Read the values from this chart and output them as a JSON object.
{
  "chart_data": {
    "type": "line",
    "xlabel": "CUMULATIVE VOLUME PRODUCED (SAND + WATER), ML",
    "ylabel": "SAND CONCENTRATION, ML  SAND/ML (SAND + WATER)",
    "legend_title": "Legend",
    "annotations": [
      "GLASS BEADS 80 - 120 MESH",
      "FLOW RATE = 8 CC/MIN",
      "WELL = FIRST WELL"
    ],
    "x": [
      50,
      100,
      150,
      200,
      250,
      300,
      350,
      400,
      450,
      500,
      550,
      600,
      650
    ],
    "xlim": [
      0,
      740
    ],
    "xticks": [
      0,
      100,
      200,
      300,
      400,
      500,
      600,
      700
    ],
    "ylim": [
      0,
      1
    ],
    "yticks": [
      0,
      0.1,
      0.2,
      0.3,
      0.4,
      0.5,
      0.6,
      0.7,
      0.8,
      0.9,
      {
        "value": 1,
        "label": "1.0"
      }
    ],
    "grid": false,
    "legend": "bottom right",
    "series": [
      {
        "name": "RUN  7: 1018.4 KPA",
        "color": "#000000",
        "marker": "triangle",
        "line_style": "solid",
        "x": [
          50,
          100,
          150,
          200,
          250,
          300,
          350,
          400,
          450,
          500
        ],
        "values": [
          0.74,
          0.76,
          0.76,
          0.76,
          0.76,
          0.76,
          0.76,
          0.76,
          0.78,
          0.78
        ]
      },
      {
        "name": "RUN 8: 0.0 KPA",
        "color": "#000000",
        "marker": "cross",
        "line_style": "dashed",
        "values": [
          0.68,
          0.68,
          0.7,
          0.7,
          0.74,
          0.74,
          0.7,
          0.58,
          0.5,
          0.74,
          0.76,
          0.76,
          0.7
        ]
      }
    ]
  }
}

========

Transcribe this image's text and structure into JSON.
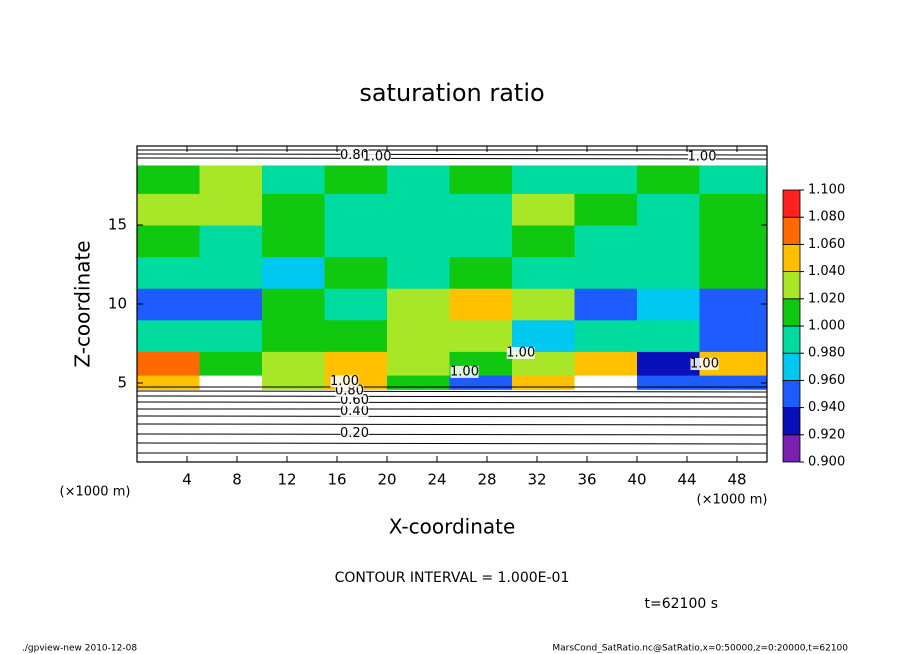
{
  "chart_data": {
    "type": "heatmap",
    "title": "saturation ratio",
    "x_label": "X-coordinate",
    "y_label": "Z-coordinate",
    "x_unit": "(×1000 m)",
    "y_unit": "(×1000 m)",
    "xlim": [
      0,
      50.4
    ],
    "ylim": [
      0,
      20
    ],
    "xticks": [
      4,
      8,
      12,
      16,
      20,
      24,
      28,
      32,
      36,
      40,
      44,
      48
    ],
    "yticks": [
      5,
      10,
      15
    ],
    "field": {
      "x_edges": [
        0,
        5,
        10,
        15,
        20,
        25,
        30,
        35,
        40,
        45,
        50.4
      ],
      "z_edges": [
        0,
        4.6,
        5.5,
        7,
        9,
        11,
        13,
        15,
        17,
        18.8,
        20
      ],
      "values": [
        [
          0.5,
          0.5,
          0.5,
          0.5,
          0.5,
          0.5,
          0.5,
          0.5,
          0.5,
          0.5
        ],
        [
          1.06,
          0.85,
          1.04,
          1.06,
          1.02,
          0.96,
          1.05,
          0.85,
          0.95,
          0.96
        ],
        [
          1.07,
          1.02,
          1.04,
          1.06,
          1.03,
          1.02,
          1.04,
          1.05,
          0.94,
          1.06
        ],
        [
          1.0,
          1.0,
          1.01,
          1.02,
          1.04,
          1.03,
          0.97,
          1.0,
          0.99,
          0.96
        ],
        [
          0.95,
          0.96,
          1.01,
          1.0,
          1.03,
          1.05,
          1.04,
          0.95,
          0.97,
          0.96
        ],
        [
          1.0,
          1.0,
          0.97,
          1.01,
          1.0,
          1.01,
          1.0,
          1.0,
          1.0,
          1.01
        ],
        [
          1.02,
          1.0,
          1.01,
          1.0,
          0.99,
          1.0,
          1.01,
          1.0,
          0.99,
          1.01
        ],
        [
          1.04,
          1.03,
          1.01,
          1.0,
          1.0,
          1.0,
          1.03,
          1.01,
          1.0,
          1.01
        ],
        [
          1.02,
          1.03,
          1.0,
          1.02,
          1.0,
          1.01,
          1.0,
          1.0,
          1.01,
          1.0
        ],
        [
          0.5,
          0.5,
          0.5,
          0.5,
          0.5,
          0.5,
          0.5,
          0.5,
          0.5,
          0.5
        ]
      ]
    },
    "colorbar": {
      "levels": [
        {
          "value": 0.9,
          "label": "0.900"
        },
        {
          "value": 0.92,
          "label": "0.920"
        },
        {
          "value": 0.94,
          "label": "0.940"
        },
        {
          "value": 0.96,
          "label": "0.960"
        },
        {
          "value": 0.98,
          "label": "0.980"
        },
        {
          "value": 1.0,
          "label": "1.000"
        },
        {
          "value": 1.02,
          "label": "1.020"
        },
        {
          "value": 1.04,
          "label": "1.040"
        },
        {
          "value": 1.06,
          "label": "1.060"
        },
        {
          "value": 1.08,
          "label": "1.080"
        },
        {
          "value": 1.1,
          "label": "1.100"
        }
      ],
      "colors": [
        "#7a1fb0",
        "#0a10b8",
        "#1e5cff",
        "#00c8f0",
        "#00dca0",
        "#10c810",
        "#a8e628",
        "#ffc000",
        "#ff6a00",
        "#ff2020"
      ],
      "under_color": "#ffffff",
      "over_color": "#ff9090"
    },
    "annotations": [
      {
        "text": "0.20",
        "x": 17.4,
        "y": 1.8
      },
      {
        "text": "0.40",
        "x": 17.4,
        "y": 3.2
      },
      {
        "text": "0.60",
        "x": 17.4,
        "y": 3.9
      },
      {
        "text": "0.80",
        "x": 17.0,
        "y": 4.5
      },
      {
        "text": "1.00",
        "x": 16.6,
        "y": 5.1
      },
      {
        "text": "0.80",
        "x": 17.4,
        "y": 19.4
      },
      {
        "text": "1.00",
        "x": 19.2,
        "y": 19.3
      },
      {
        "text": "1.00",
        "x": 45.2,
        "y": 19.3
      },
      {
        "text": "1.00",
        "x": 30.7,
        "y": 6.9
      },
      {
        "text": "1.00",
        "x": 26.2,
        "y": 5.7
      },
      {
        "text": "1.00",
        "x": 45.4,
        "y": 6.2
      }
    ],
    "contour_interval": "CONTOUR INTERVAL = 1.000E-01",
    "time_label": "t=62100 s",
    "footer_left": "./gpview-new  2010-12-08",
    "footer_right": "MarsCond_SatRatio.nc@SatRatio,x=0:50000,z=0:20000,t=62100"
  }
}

========

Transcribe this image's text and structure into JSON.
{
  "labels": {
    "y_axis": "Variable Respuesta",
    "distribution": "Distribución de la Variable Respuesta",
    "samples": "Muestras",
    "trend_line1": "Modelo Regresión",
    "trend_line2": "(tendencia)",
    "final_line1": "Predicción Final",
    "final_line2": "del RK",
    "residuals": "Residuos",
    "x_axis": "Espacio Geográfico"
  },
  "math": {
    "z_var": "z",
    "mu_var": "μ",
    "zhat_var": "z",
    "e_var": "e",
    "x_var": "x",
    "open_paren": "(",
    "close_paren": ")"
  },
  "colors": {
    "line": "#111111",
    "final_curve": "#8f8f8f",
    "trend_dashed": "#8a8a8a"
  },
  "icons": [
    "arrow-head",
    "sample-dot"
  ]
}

========

* **Your goal**: Pull out all lines from the entries above in which the word "coordinate" appears.

* **Answer to the exercise**:
    "x_label": "X-coordinate",
    "y_label": "Z-coordinate",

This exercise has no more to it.